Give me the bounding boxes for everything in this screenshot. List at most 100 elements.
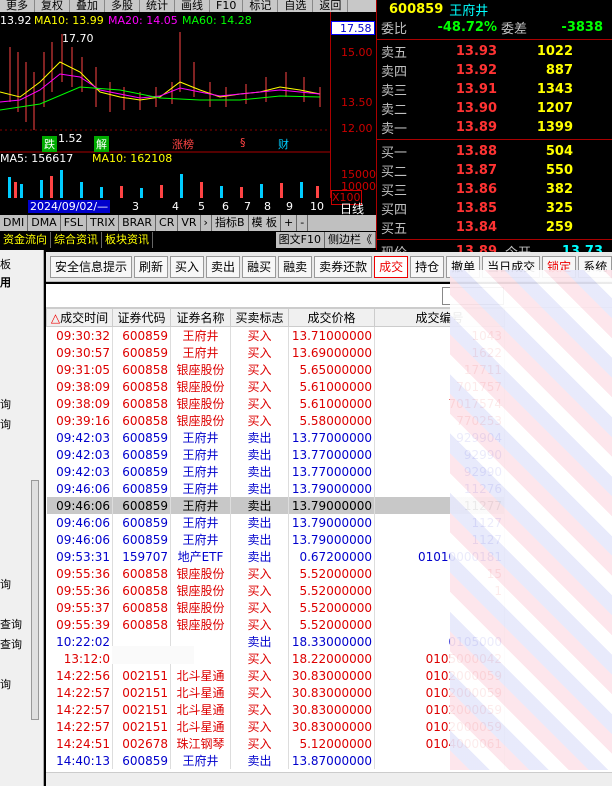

---

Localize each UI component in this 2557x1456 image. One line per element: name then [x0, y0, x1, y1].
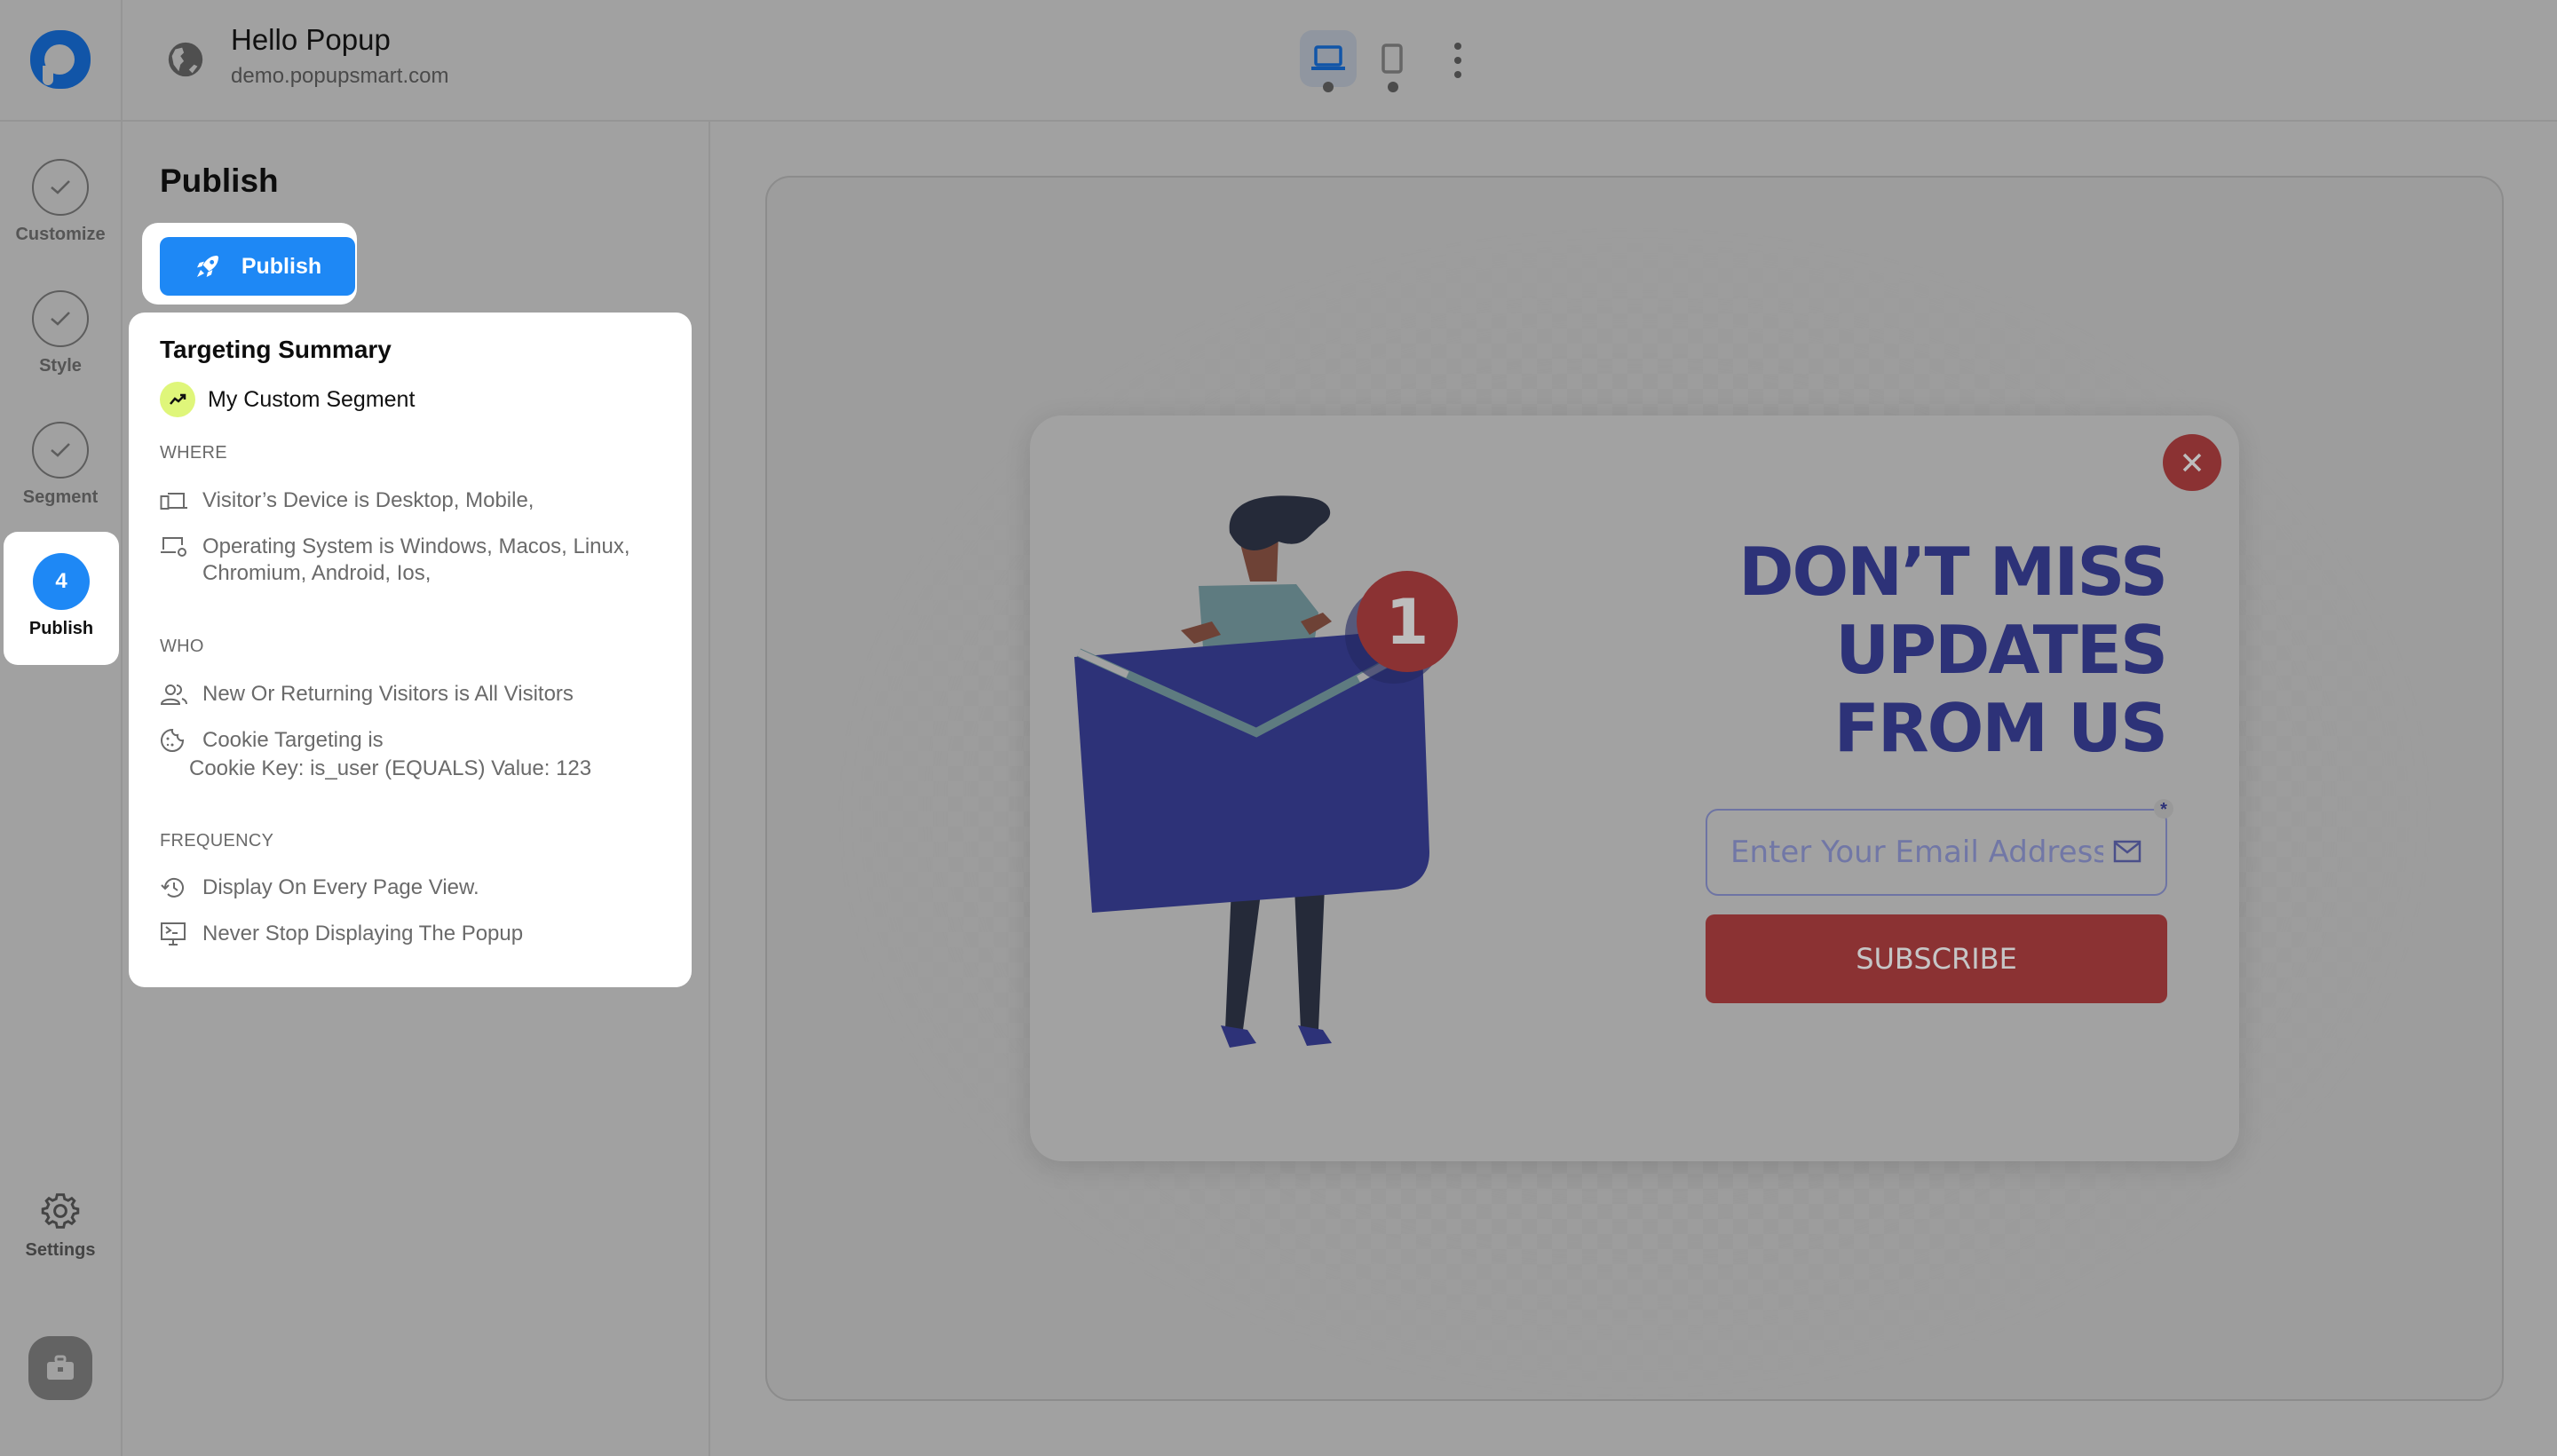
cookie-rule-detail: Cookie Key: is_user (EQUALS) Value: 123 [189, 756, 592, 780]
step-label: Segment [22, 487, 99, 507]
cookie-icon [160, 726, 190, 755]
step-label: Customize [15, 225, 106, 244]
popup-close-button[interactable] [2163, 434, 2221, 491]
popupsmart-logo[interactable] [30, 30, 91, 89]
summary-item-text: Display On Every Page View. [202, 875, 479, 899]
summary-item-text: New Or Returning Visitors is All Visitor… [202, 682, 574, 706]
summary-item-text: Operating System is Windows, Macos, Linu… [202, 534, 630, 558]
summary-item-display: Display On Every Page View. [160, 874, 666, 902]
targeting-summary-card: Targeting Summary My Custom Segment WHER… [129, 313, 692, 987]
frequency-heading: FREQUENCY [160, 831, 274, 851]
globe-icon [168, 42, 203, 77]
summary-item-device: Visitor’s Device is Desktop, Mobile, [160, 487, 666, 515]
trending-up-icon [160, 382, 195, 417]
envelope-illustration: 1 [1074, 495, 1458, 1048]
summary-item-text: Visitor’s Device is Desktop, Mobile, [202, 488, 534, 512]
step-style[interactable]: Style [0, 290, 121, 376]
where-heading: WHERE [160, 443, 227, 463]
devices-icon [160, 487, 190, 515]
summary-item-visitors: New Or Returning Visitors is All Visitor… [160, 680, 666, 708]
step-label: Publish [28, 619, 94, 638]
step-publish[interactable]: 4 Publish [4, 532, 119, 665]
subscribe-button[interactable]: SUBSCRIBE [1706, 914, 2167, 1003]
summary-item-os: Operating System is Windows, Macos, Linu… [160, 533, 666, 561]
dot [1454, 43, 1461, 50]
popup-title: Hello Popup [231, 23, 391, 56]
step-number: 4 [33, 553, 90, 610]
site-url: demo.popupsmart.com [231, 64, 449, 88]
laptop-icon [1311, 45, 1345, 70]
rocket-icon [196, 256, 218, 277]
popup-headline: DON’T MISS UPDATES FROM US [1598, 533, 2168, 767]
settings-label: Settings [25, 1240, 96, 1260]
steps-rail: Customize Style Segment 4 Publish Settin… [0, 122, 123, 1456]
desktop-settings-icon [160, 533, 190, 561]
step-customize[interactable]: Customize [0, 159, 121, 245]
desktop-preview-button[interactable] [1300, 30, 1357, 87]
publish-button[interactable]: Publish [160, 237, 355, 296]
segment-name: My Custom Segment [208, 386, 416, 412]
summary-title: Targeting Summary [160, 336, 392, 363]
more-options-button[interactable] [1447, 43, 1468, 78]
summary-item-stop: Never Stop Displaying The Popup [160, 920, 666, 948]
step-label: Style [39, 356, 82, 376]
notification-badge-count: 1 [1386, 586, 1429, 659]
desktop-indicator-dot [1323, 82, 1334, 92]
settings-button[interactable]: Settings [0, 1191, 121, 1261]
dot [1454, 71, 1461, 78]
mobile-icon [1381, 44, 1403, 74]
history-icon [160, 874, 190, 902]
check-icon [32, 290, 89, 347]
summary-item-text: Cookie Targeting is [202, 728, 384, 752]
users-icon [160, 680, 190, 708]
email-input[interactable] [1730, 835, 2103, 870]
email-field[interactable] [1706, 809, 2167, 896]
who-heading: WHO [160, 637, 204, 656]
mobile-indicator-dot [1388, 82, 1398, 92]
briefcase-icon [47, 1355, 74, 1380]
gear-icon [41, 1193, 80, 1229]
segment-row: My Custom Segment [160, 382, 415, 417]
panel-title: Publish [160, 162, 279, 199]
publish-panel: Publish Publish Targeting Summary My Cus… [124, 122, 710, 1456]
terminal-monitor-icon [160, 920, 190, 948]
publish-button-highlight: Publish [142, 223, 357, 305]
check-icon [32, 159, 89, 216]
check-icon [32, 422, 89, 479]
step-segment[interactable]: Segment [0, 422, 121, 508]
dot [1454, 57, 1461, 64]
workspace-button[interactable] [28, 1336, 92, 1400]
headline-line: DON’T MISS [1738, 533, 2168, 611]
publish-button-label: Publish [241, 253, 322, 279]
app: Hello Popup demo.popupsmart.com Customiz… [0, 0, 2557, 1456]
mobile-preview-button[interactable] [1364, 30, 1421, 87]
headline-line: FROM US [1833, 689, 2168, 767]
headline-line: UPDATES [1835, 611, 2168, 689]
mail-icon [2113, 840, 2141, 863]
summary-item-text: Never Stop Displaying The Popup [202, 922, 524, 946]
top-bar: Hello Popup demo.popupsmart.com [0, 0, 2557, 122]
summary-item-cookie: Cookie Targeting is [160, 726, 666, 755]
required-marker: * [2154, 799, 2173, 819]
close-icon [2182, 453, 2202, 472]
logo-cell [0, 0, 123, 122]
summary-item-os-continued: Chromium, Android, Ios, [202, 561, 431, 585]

● **THE PROBLEM**:
Copy out the rows that open with the line containing "Localize each UI" and close with the line containing "cookie-icon [160, 726, 190, 755]", keeping every line unchanged. Leave the pictures out of your answer.

● **RESULT OF THE TASK**:
Localize each UI component in this 2557x1456 image. One line per element: name then [x0, y0, x1, y1].
cookie-rule-detail: Cookie Key: is_user (EQUALS) Value: 123 [189, 756, 592, 780]
step-label: Segment [22, 487, 99, 507]
cookie-icon [160, 726, 190, 755]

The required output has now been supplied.